=== Instructions for the task ===
In the mailing-list message about writing to a filesystem after unmount, what happens when the demonstration script runs md5sum twice?

=== Document segment ===
+ + + +

From: "Darrick J. Wong" <djwong@kernel.org>
To: Mikulas Patocka <mpatocka@redhat.com>
Cc: Christian Brauner <brauner@kernel.org>,
linux-kernel@vger.kernel.org, dm-devel@redhat.com,
Alexander Viro <viro@zeniv.linux.org.uk>,
Zdenek Kabelac <zkabelac@redhat.com>,
linux-fsdevel@vger.kernel.org
Subject: Re: [dm-devel] [PATCH] fix writing to the filesystem after unmount
Date: Wed, 6 Sep 2023 08:22:45 -0700 [thread overview]
Message-ID: <20230906152245.GD28160@frogsfrogsfrogs> (raw)
In-Reply-To: <59b54cc3-b98b-aff9-14fc-dc25c61111c6@redhat.com>
On Wed, Sep 06, 2023 at 03:26:21PM +0200, Mikulas Patocka wrote:
> lvm may suspend any logical volume anytime. If lvm suspend races with
> unmount, it may be possible that the kernel writes to the filesystem after
> unmount successfully returned. The problem can be demonstrated with this
> script:
>
> #!/bin/sh -ex
> modprobe brd rd_size=4194304
> vgcreate vg /dev/ram0
> lvcreate -L 16M -n lv vg
> mkfs.ext4 /dev/vg/lv
> mount -t ext4 /dev/vg/lv /mnt/test
> dmsetup suspend /dev/vg/lv
> (sleep 1; dmsetup resume /dev/vg/lv) &
> umount /mnt/test
> md5sum /dev/vg/lv
> md5sum /dev/vg/lv
> dmsetup remove_all
> rmmod brd
>
> The script unmounts the filesystem and runs md5sum twice, the result is
> that these two invocations return different hash.

+ + + +

=== Data entries ===
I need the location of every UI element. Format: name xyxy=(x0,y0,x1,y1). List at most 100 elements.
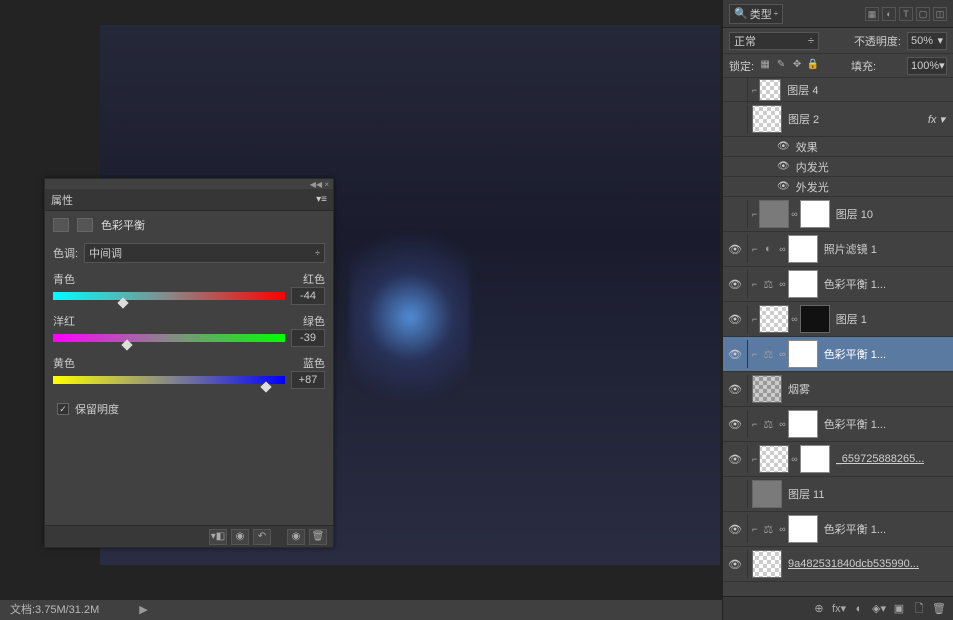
layer-name[interactable]: 色彩平衡 1... xyxy=(824,521,886,537)
slider-handle-2[interactable] xyxy=(122,339,133,350)
visibility-toggle[interactable]: 👁 xyxy=(725,348,745,361)
visibility-toggle[interactable]: 👁 xyxy=(725,313,745,326)
layer-thumb[interactable] xyxy=(752,105,782,133)
layer-row[interactable]: 👁⌐⚖∞色彩平衡 1... xyxy=(723,512,953,547)
visibility-toggle[interactable]: 👁 xyxy=(725,278,745,291)
layer-name[interactable]: 图层 1 xyxy=(836,311,867,327)
layer-row[interactable]: 👁⌐⚖∞色彩平衡 1... xyxy=(723,267,953,302)
layer-name[interactable]: 9a482531840dcb535990... xyxy=(788,558,919,570)
layer-mask-thumb[interactable] xyxy=(788,235,818,263)
tone-select[interactable]: 中间调 ÷ xyxy=(84,243,325,263)
layer-name[interactable]: 烟雾 xyxy=(788,381,810,397)
visibility-toggle[interactable]: 👁 xyxy=(725,383,745,396)
layer-row[interactable]: 👁⌐∞图层 1 xyxy=(723,302,953,337)
fx-line[interactable]: 👁效果 xyxy=(723,137,953,157)
layer-style-icon[interactable]: fx▾ xyxy=(831,601,847,617)
layer-list[interactable]: 👁⌐图层 4👁图层 2fx ▾👁效果👁内发光👁外发光👁⌐∞图层 10👁⌐◐∞照片… xyxy=(723,78,953,596)
slider-track-2[interactable] xyxy=(53,334,285,342)
fx-line[interactable]: 👁外发光 xyxy=(723,177,953,197)
collapse-icon[interactable]: ◀◀ × xyxy=(310,180,329,189)
filter-pixel-icon[interactable]: ▦ xyxy=(865,7,879,21)
slider-track-1[interactable] xyxy=(53,292,285,300)
layer-mask-icon[interactable]: ◐ xyxy=(851,601,867,617)
new-layer-icon[interactable]: 🗋 xyxy=(911,601,927,617)
visibility-toggle[interactable]: 👁 xyxy=(725,208,745,221)
layer-name[interactable]: 照片滤镜 1 xyxy=(824,241,877,257)
layer-name[interactable]: 图层 11 xyxy=(788,486,824,502)
filter-type-select[interactable]: 🔍 类型 ÷ xyxy=(729,4,783,24)
layer-row[interactable]: 👁图层 2fx ▾ xyxy=(723,102,953,137)
visibility-toggle[interactable]: 👁 xyxy=(725,523,745,536)
layer-row[interactable]: 👁 烟雾 xyxy=(723,372,953,407)
opacity-input[interactable]: 50% ▾ xyxy=(907,32,947,50)
visibility-toggle[interactable]: 👁 xyxy=(725,558,745,571)
toggle-visibility-icon[interactable]: ◉ xyxy=(287,529,305,545)
filter-type-icon[interactable]: T xyxy=(899,7,913,21)
layer-mask-thumb[interactable] xyxy=(800,305,830,333)
blend-mode-select[interactable]: 正常 ÷ xyxy=(729,32,819,50)
mask-icon[interactable] xyxy=(77,218,93,232)
layer-row[interactable]: 👁⌐图层 4 xyxy=(723,78,953,102)
layer-row[interactable]: 👁⌐◐∞照片滤镜 1 xyxy=(723,232,953,267)
layer-row[interactable]: 👁⌐∞图层 10 xyxy=(723,197,953,232)
layer-row[interactable]: 👁⌐∞_659725888265... xyxy=(723,442,953,477)
visibility-toggle[interactable]: 👁 xyxy=(725,83,745,96)
filter-shape-icon[interactable]: ▢ xyxy=(916,7,930,21)
filter-adjust-icon[interactable]: ◐ xyxy=(882,7,896,21)
visibility-toggle[interactable]: 👁 xyxy=(725,418,745,431)
layer-name[interactable]: 图层 4 xyxy=(787,82,818,98)
adjustment-icon[interactable] xyxy=(53,218,69,232)
status-arrow[interactable]: ▶ xyxy=(139,600,147,620)
visibility-icon[interactable]: 👁 xyxy=(777,161,790,172)
layer-thumb[interactable] xyxy=(752,375,782,403)
slider-track-3[interactable] xyxy=(53,376,285,384)
layer-row[interactable]: 👁图层 11 xyxy=(723,477,953,512)
layer-name[interactable]: 色彩平衡 1... xyxy=(824,276,886,292)
delete-icon[interactable]: 🗑 xyxy=(309,529,327,545)
reset-icon[interactable]: ↶ xyxy=(253,529,271,545)
group-icon[interactable]: ▣ xyxy=(891,601,907,617)
visibility-toggle[interactable]: 👁 xyxy=(725,453,745,466)
layer-thumb[interactable] xyxy=(759,445,789,473)
layer-name[interactable]: 图层 2 xyxy=(788,111,819,127)
slider-value-2[interactable]: -39 xyxy=(291,329,325,347)
link-layers-icon[interactable]: ⊕ xyxy=(811,601,827,617)
layer-thumb[interactable] xyxy=(759,305,789,333)
visibility-icon[interactable]: 👁 xyxy=(777,181,790,192)
lock-paint-icon[interactable]: ✎ xyxy=(774,59,788,73)
fx-line[interactable]: 👁内发光 xyxy=(723,157,953,177)
layer-mask-thumb[interactable] xyxy=(788,515,818,543)
lock-position-icon[interactable]: ✥ xyxy=(790,59,804,73)
preserve-checkbox[interactable]: ✓ xyxy=(57,403,69,415)
layer-mask-thumb[interactable] xyxy=(788,340,818,368)
layer-row[interactable]: 👁⌐⚖∞色彩平衡 1... xyxy=(723,407,953,442)
slider-value-3[interactable]: +87 xyxy=(291,371,325,389)
visibility-toggle[interactable]: 👁 xyxy=(725,113,745,126)
trash-icon[interactable]: 🗑 xyxy=(931,601,947,617)
visibility-toggle[interactable]: 👁 xyxy=(725,243,745,256)
layer-row[interactable]: 👁 9a482531840dcb535990... xyxy=(723,547,953,582)
slider-value-1[interactable]: -44 xyxy=(291,287,325,305)
layer-mask-thumb[interactable] xyxy=(800,445,830,473)
visibility-icon[interactable]: 👁 xyxy=(777,141,790,152)
layer-row[interactable]: 👁⌐⚖∞色彩平衡 1... xyxy=(723,337,953,372)
view-prev-icon[interactable]: ◉ xyxy=(231,529,249,545)
layer-name[interactable]: 色彩平衡 1... xyxy=(824,346,886,362)
layer-mask-thumb[interactable] xyxy=(788,410,818,438)
fill-input[interactable]: 100% ▾ xyxy=(907,57,947,75)
slider-handle-3[interactable] xyxy=(261,381,272,392)
panel-menu-icon[interactable]: ▾≡ xyxy=(316,194,327,205)
layer-name[interactable]: 色彩平衡 1... xyxy=(824,416,886,432)
clip-icon[interactable]: ▾◧ xyxy=(209,529,227,545)
lock-transparent-icon[interactable]: ▦ xyxy=(758,59,772,73)
layer-thumb[interactable] xyxy=(752,480,782,508)
layer-mask-thumb[interactable] xyxy=(788,270,818,298)
layer-thumb[interactable] xyxy=(759,79,781,101)
layer-name[interactable]: 图层 10 xyxy=(836,206,873,222)
panel-bar[interactable]: ◀◀ × xyxy=(45,179,333,189)
lock-all-icon[interactable]: 🔒 xyxy=(806,59,820,73)
layer-thumb[interactable] xyxy=(752,550,782,578)
layer-name[interactable]: _659725888265... xyxy=(836,453,925,465)
adjustment-layer-icon[interactable]: ◈▾ xyxy=(871,601,887,617)
layer-mask-thumb[interactable] xyxy=(800,200,830,228)
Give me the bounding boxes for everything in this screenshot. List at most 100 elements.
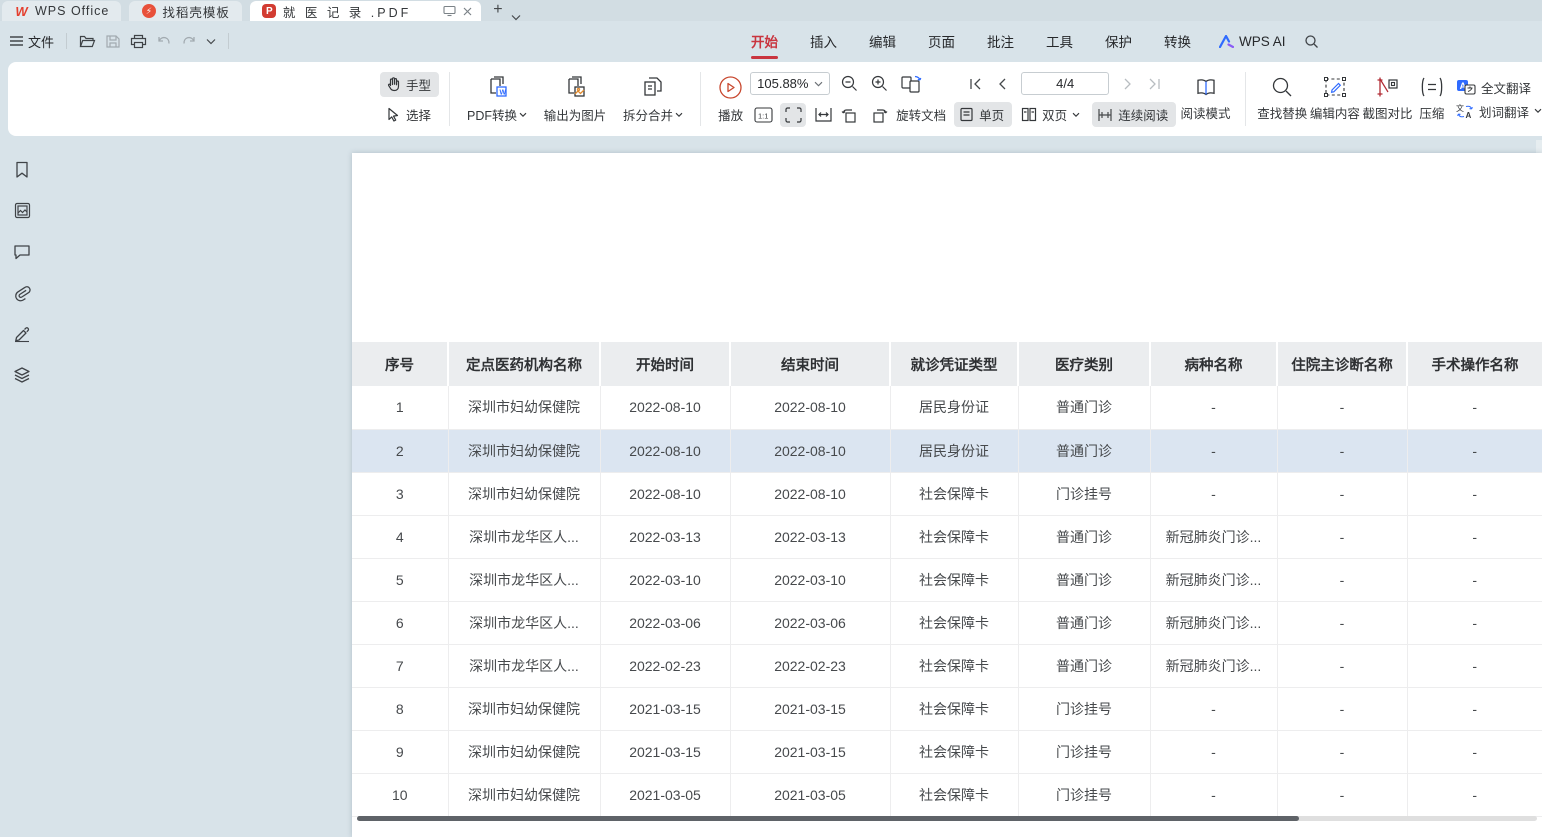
open-folder-icon[interactable] <box>79 34 96 49</box>
tab-document-pdf[interactable]: P 就 医 记 录 .PDF <box>250 1 481 21</box>
menu-item-5[interactable]: 批注 <box>973 27 1028 55</box>
table-cell: 深圳市妇幼保健院 <box>448 386 600 429</box>
docer-logo-icon: ⚡ <box>141 4 156 19</box>
medical-records-table: 序号定点医药机构名称开始时间结束时间就诊凭证类型医疗类别病种名称住院主诊断名称手… <box>352 342 1542 817</box>
tab-label: 找稻壳模板 <box>162 2 230 21</box>
print-icon[interactable] <box>130 34 147 49</box>
menu-item-1[interactable]: 开始 <box>737 27 792 55</box>
quick-access-chevron-icon[interactable] <box>206 38 216 45</box>
screenshot-compare-button[interactable]: 截图对比 <box>1361 76 1414 122</box>
tab-list-chevron-icon[interactable] <box>511 14 527 21</box>
column-header: 住院主诊断名称 <box>1277 342 1407 386</box>
wps-ai-logo-icon <box>1219 35 1234 48</box>
screen-share-icon[interactable] <box>443 5 456 17</box>
horizontal-scrollbar-track[interactable] <box>357 816 1537 821</box>
read-mode-icon <box>1194 77 1218 98</box>
hand-tool-button[interactable]: 手型 <box>380 72 439 97</box>
menu-item-3[interactable]: 编辑 <box>855 27 910 55</box>
swap-pages-icon[interactable] <box>896 72 928 96</box>
read-mode-button[interactable]: 阅读模式 <box>1176 77 1235 122</box>
table-row: 9深圳市妇幼保健院2021-03-152021-03-15社会保障卡门诊挂号--… <box>352 730 1542 773</box>
table-cell: 门诊挂号 <box>1018 730 1150 773</box>
continuous-read-button[interactable]: 连续阅读 <box>1092 102 1176 127</box>
table-cell: 深圳市妇幼保健院 <box>448 773 600 816</box>
redo-icon[interactable] <box>181 34 197 48</box>
file-menu-button[interactable]: 文件 <box>10 32 54 51</box>
compress-button[interactable]: 压缩 <box>1414 76 1450 122</box>
find-replace-button[interactable]: 查找替换 <box>1256 76 1309 122</box>
menu-item-wps-ai[interactable]: WPS AI <box>1209 30 1296 53</box>
page-indicator-input[interactable]: 4/4 <box>1021 72 1109 95</box>
layers-icon[interactable] <box>9 361 36 388</box>
table-row: 10深圳市妇幼保健院2021-03-052021-03-05社会保障卡门诊挂号-… <box>352 773 1542 816</box>
bookmark-icon[interactable] <box>9 156 36 183</box>
prev-page-icon[interactable] <box>991 73 1013 95</box>
menu-item-8[interactable]: 转换 <box>1150 27 1205 55</box>
table-cell: 普通门诊 <box>1018 515 1150 558</box>
export-image-button[interactable]: 输出为图片 <box>534 74 616 124</box>
select-tool-button[interactable]: 选择 <box>380 102 439 127</box>
translate-group: A 全文翻译 文A 划词翻译 <box>1456 78 1542 121</box>
word-translate-button[interactable]: 文A 划词翻译 <box>1456 102 1542 121</box>
comment-icon[interactable] <box>9 238 36 265</box>
pdf-page: 序号定点医药机构名称开始时间结束时间就诊凭证类型医疗类别病种名称住院主诊断名称手… <box>352 153 1542 837</box>
menu-search-icon[interactable] <box>1296 30 1327 53</box>
rotate-left-icon[interactable] <box>836 103 862 127</box>
rotate-doc-label[interactable]: 旋转文档 <box>896 105 946 124</box>
screenshot-compare-icon <box>1376 76 1400 98</box>
undo-icon[interactable] <box>156 34 172 48</box>
hand-icon <box>385 76 401 92</box>
table-cell: 3 <box>352 472 448 515</box>
next-page-icon[interactable] <box>1117 73 1139 95</box>
last-page-icon[interactable] <box>1143 73 1165 95</box>
pdf-convert-button[interactable]: W PDF转换 <box>460 74 534 124</box>
new-tab-button[interactable]: + <box>483 1 510 21</box>
menu-item-7[interactable]: 保护 <box>1091 27 1146 55</box>
table-row: 7深圳市龙华区人...2022-02-232022-02-23社会保障卡普通门诊… <box>352 644 1542 687</box>
menu-bar-items: 开始插入编辑页面批注工具保护转换 <box>737 27 1209 55</box>
horizontal-scrollbar-thumb[interactable] <box>357 816 1299 821</box>
first-page-icon[interactable] <box>965 73 987 95</box>
menu-item-4[interactable]: 页面 <box>914 27 969 55</box>
zoom-level-combobox[interactable]: 105.88% <box>750 72 830 95</box>
zoom-in-icon[interactable] <box>866 72 892 96</box>
full-translate-button[interactable]: A 全文翻译 <box>1456 78 1542 97</box>
double-page-button[interactable]: 双页 <box>1016 102 1088 127</box>
table-cell: - <box>1407 429 1542 472</box>
divider <box>449 72 450 126</box>
zoom-out-icon[interactable] <box>836 72 862 96</box>
table-cell: 8 <box>352 687 448 730</box>
close-tab-icon[interactable] <box>462 6 473 17</box>
fit-page-button[interactable] <box>780 103 806 127</box>
signature-icon[interactable] <box>9 320 36 347</box>
play-button[interactable]: 播放 <box>711 75 750 124</box>
column-header: 序号 <box>352 342 448 386</box>
hamburger-icon <box>10 36 23 46</box>
split-merge-button[interactable]: 拆分合并 <box>616 74 690 124</box>
table-row: 8深圳市妇幼保健院2021-03-152021-03-15社会保障卡门诊挂号--… <box>352 687 1542 730</box>
table-cell: - <box>1407 558 1542 601</box>
tab-docer-template[interactable]: ⚡ 找稻壳模板 <box>129 1 242 21</box>
menu-item-2[interactable]: 插入 <box>796 27 851 55</box>
column-header: 医疗类别 <box>1018 342 1150 386</box>
table-cell: - <box>1277 644 1407 687</box>
edit-content-button[interactable]: 编辑内容 <box>1309 76 1362 122</box>
menu-item-6[interactable]: 工具 <box>1032 27 1087 55</box>
actual-size-button[interactable]: 1:1 <box>750 103 776 127</box>
fit-width-button[interactable] <box>810 103 836 127</box>
table-cell: 门诊挂号 <box>1018 687 1150 730</box>
table-cell: - <box>1277 730 1407 773</box>
table-row: 2深圳市妇幼保健院2022-08-102022-08-10居民身份证普通门诊--… <box>352 429 1542 472</box>
pointer-tools-group: 手型 选择 <box>380 72 439 127</box>
table-cell: 社会保障卡 <box>890 773 1018 816</box>
tab-wps-office[interactable]: W WPS Office <box>2 1 121 21</box>
thumbnails-icon[interactable] <box>9 197 36 224</box>
table-cell: 2022-08-10 <box>600 386 730 429</box>
save-icon[interactable] <box>105 34 121 49</box>
table-cell: 深圳市龙华区人... <box>448 644 600 687</box>
attachment-icon[interactable] <box>9 279 36 306</box>
table-cell: 深圳市妇幼保健院 <box>448 730 600 773</box>
table-cell: - <box>1150 472 1277 515</box>
single-page-button[interactable]: 单页 <box>954 102 1012 127</box>
rotate-right-icon[interactable] <box>866 103 892 127</box>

+ + + +

=== In response ===
The two md5sum invocations return different hashes.